---------- Task input ----------
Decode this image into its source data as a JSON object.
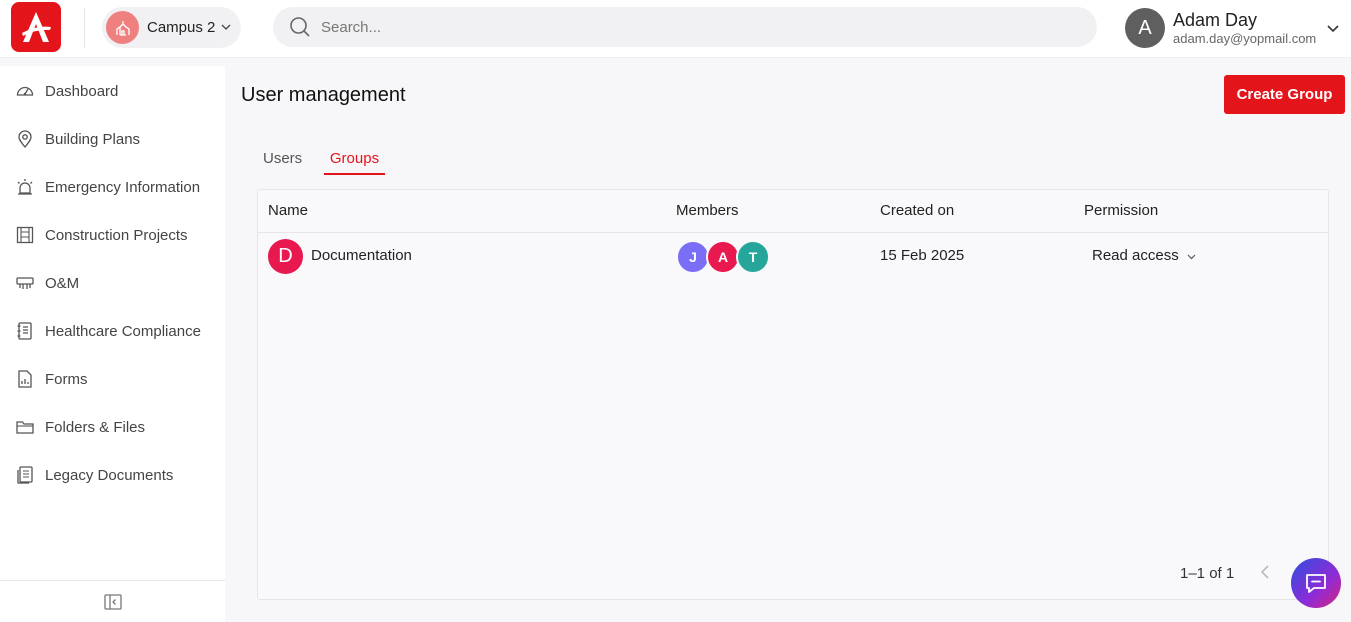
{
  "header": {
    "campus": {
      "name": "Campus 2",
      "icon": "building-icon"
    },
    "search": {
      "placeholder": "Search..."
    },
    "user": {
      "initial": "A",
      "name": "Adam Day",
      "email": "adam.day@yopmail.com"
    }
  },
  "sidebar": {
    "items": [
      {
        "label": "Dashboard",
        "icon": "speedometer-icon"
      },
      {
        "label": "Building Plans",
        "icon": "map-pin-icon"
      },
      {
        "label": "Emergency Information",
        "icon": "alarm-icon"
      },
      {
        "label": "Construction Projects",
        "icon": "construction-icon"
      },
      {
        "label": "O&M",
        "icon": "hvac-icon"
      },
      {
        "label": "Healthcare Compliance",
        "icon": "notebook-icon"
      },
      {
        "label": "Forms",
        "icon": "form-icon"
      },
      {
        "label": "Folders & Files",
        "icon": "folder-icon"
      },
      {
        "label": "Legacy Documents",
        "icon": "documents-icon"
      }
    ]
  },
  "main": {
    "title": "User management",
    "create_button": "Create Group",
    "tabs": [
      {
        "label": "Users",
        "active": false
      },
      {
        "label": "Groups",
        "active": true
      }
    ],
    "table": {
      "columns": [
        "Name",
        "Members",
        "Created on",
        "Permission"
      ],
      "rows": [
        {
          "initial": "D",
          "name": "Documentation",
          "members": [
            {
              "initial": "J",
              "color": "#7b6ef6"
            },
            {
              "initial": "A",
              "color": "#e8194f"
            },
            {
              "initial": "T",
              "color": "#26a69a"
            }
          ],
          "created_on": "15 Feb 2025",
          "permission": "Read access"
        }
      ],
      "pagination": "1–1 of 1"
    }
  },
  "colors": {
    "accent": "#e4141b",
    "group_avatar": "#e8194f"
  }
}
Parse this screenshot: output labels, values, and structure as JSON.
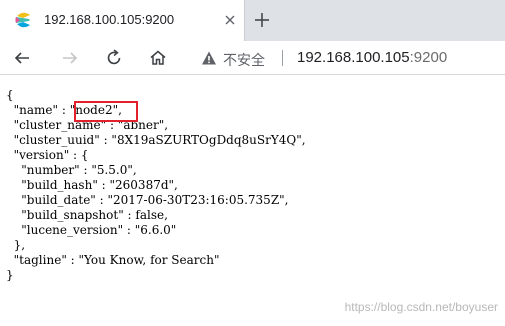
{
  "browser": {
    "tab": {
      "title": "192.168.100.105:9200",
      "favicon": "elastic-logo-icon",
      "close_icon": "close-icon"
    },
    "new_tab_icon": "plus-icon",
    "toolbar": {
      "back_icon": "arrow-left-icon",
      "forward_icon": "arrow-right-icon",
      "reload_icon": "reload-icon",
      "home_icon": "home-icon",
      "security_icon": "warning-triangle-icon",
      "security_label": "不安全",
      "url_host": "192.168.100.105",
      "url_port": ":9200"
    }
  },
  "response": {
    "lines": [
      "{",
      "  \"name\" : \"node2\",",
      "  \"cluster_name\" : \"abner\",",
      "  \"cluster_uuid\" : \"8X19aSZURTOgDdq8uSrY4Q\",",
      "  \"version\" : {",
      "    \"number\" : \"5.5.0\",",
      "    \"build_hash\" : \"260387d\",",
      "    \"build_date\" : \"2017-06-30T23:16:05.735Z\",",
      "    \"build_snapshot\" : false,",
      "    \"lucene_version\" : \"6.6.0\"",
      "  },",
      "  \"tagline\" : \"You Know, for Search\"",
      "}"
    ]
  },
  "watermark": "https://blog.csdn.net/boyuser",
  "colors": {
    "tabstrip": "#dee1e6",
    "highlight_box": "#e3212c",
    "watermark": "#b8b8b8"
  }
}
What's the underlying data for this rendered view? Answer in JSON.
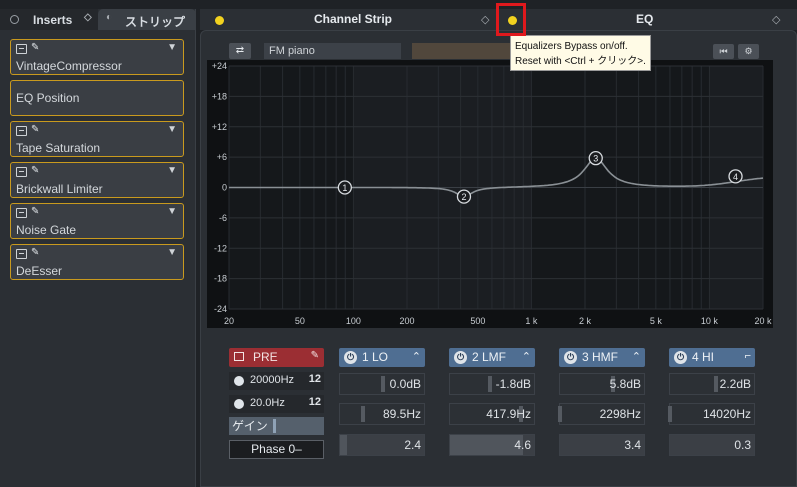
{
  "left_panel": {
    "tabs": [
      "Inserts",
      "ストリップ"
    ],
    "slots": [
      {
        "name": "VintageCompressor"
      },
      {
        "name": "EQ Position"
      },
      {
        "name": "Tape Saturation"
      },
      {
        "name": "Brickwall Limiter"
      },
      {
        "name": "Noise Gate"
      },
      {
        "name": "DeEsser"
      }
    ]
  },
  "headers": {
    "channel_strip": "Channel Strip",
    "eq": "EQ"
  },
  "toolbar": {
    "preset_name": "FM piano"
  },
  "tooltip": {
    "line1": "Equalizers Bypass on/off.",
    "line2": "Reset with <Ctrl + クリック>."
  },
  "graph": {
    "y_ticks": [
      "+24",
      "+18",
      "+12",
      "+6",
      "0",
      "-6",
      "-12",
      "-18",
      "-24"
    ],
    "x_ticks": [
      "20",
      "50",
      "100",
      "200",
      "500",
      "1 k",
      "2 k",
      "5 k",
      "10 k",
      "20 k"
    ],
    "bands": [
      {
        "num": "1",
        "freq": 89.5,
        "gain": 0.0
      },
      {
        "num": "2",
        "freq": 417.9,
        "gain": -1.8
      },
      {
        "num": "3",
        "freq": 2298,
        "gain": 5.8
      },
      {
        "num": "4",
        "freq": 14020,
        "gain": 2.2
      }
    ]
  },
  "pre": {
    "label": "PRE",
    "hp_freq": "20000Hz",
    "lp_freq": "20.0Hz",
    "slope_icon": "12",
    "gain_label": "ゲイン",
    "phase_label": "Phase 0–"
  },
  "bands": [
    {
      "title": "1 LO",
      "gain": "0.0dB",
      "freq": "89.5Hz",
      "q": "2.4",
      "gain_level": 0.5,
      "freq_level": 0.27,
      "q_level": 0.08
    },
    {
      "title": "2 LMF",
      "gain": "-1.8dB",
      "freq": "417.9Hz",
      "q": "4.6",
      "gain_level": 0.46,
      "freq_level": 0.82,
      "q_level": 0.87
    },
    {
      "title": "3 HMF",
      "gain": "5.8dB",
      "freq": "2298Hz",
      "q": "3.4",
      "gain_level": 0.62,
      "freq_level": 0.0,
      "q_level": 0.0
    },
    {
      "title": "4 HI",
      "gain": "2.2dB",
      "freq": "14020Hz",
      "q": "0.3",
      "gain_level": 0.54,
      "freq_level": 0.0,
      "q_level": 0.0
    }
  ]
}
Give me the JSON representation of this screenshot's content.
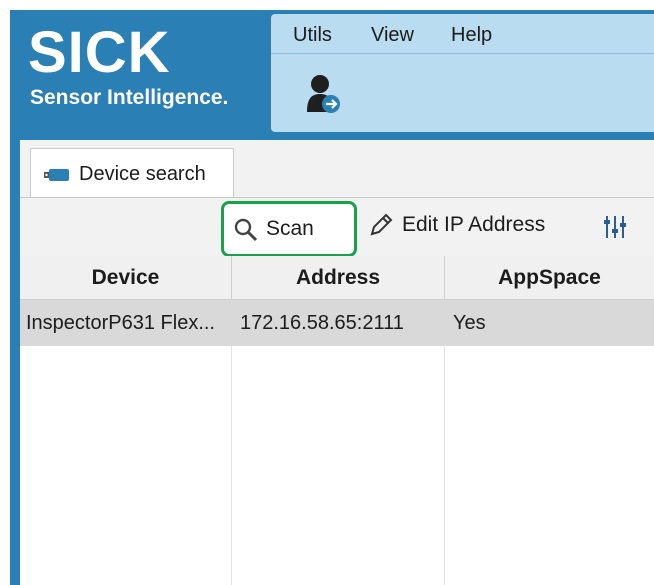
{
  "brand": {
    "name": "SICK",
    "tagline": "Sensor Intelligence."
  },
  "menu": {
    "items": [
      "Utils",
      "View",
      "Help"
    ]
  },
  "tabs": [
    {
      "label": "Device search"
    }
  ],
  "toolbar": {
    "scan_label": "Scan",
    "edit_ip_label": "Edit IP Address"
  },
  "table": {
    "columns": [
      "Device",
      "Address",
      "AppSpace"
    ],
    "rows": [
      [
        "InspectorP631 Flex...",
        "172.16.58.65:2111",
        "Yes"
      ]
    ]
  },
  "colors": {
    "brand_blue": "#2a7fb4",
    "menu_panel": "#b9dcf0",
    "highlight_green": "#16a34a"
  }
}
----------
▶ [Task objective]:
Make an exact copy of the data above, pictures excluded.

▶ [The result]:
Decode this image into its source data as a JSON object.
{
  "header": {
    "campus": {
      "name": "Campus 2",
      "icon": "building-icon"
    },
    "search": {
      "placeholder": "Search..."
    },
    "user": {
      "initial": "A",
      "name": "Adam Day",
      "email": "adam.day@yopmail.com"
    }
  },
  "sidebar": {
    "items": [
      {
        "label": "Dashboard",
        "icon": "speedometer-icon"
      },
      {
        "label": "Building Plans",
        "icon": "map-pin-icon"
      },
      {
        "label": "Emergency Information",
        "icon": "alarm-icon"
      },
      {
        "label": "Construction Projects",
        "icon": "construction-icon"
      },
      {
        "label": "O&M",
        "icon": "hvac-icon"
      },
      {
        "label": "Healthcare Compliance",
        "icon": "notebook-icon"
      },
      {
        "label": "Forms",
        "icon": "form-icon"
      },
      {
        "label": "Folders & Files",
        "icon": "folder-icon"
      },
      {
        "label": "Legacy Documents",
        "icon": "documents-icon"
      }
    ]
  },
  "main": {
    "title": "User management",
    "create_button": "Create Group",
    "tabs": [
      {
        "label": "Users",
        "active": false
      },
      {
        "label": "Groups",
        "active": true
      }
    ],
    "table": {
      "columns": [
        "Name",
        "Members",
        "Created on",
        "Permission"
      ],
      "rows": [
        {
          "initial": "D",
          "name": "Documentation",
          "members": [
            {
              "initial": "J",
              "color": "#7b6ef6"
            },
            {
              "initial": "A",
              "color": "#e8194f"
            },
            {
              "initial": "T",
              "color": "#26a69a"
            }
          ],
          "created_on": "15 Feb 2025",
          "permission": "Read access"
        }
      ],
      "pagination": "1–1 of 1"
    }
  },
  "colors": {
    "accent": "#e4141b",
    "group_avatar": "#e8194f"
  }
}
Parse this screenshot: output labels, values, and structure as JSON.
{
  "browser": {
    "tab": {
      "title": "192.168.100.105:9200",
      "favicon": "elastic-logo-icon",
      "close_icon": "close-icon"
    },
    "new_tab_icon": "plus-icon",
    "toolbar": {
      "back_icon": "arrow-left-icon",
      "forward_icon": "arrow-right-icon",
      "reload_icon": "reload-icon",
      "home_icon": "home-icon",
      "security_icon": "warning-triangle-icon",
      "security_label": "不安全",
      "url_host": "192.168.100.105",
      "url_port": ":9200"
    }
  },
  "response": {
    "lines": [
      "{",
      "  \"name\" : \"node2\",",
      "  \"cluster_name\" : \"abner\",",
      "  \"cluster_uuid\" : \"8X19aSZURTOgDdq8uSrY4Q\",",
      "  \"version\" : {",
      "    \"number\" : \"5.5.0\",",
      "    \"build_hash\" : \"260387d\",",
      "    \"build_date\" : \"2017-06-30T23:16:05.735Z\",",
      "    \"build_snapshot\" : false,",
      "    \"lucene_version\" : \"6.6.0\"",
      "  },",
      "  \"tagline\" : \"You Know, for Search\"",
      "}"
    ]
  },
  "watermark": "https://blog.csdn.net/boyuser",
  "colors": {
    "tabstrip": "#dee1e6",
    "highlight_box": "#e3212c",
    "watermark": "#b8b8b8"
  }
}
What's the underlying data for this rendered view? Answer in JSON.
{
  "left_panel": {
    "tabs": [
      "Inserts",
      "ストリップ"
    ],
    "slots": [
      {
        "name": "VintageCompressor"
      },
      {
        "name": "EQ Position"
      },
      {
        "name": "Tape Saturation"
      },
      {
        "name": "Brickwall Limiter"
      },
      {
        "name": "Noise Gate"
      },
      {
        "name": "DeEsser"
      }
    ]
  },
  "headers": {
    "channel_strip": "Channel Strip",
    "eq": "EQ"
  },
  "toolbar": {
    "preset_name": "FM piano"
  },
  "tooltip": {
    "line1": "Equalizers Bypass on/off.",
    "line2": "Reset with <Ctrl + クリック>."
  },
  "graph": {
    "y_ticks": [
      "+24",
      "+18",
      "+12",
      "+6",
      "0",
      "-6",
      "-12",
      "-18",
      "-24"
    ],
    "x_ticks": [
      "20",
      "50",
      "100",
      "200",
      "500",
      "1 k",
      "2 k",
      "5 k",
      "10 k",
      "20 k"
    ],
    "bands": [
      {
        "num": "1",
        "freq": 89.5,
        "gain": 0.0
      },
      {
        "num": "2",
        "freq": 417.9,
        "gain": -1.8
      },
      {
        "num": "3",
        "freq": 2298,
        "gain": 5.8
      },
      {
        "num": "4",
        "freq": 14020,
        "gain": 2.2
      }
    ]
  },
  "pre": {
    "label": "PRE",
    "hp_freq": "20000Hz",
    "lp_freq": "20.0Hz",
    "slope_icon": "12",
    "gain_label": "ゲイン",
    "phase_label": "Phase 0–"
  },
  "bands": [
    {
      "title": "1 LO",
      "gain": "0.0dB",
      "freq": "89.5Hz",
      "q": "2.4",
      "gain_level": 0.5,
      "freq_level": 0.27,
      "q_level": 0.08
    },
    {
      "title": "2 LMF",
      "gain": "-1.8dB",
      "freq": "417.9Hz",
      "q": "4.6",
      "gain_level": 0.46,
      "freq_level": 0.82,
      "q_level": 0.87
    },
    {
      "title": "3 HMF",
      "gain": "5.8dB",
      "freq": "2298Hz",
      "q": "3.4",
      "gain_level": 0.62,
      "freq_level": 0.0,
      "q_level": 0.0
    },
    {
      "title": "4 HI",
      "gain": "2.2dB",
      "freq": "14020Hz",
      "q": "0.3",
      "gain_level": 0.54,
      "freq_level": 0.0,
      "q_level": 0.0
    }
  ]
}
Give me the JSON representation of this screenshot's content.
{
  "brand": {
    "name": "SICK",
    "tagline": "Sensor Intelligence."
  },
  "menu": {
    "items": [
      "Utils",
      "View",
      "Help"
    ]
  },
  "tabs": [
    {
      "label": "Device search"
    }
  ],
  "toolbar": {
    "scan_label": "Scan",
    "edit_ip_label": "Edit IP Address"
  },
  "table": {
    "columns": [
      "Device",
      "Address",
      "AppSpace"
    ],
    "rows": [
      [
        "InspectorP631 Flex...",
        "172.16.58.65:2111",
        "Yes"
      ]
    ]
  },
  "colors": {
    "brand_blue": "#2a7fb4",
    "menu_panel": "#b9dcf0",
    "highlight_green": "#16a34a"
  }
}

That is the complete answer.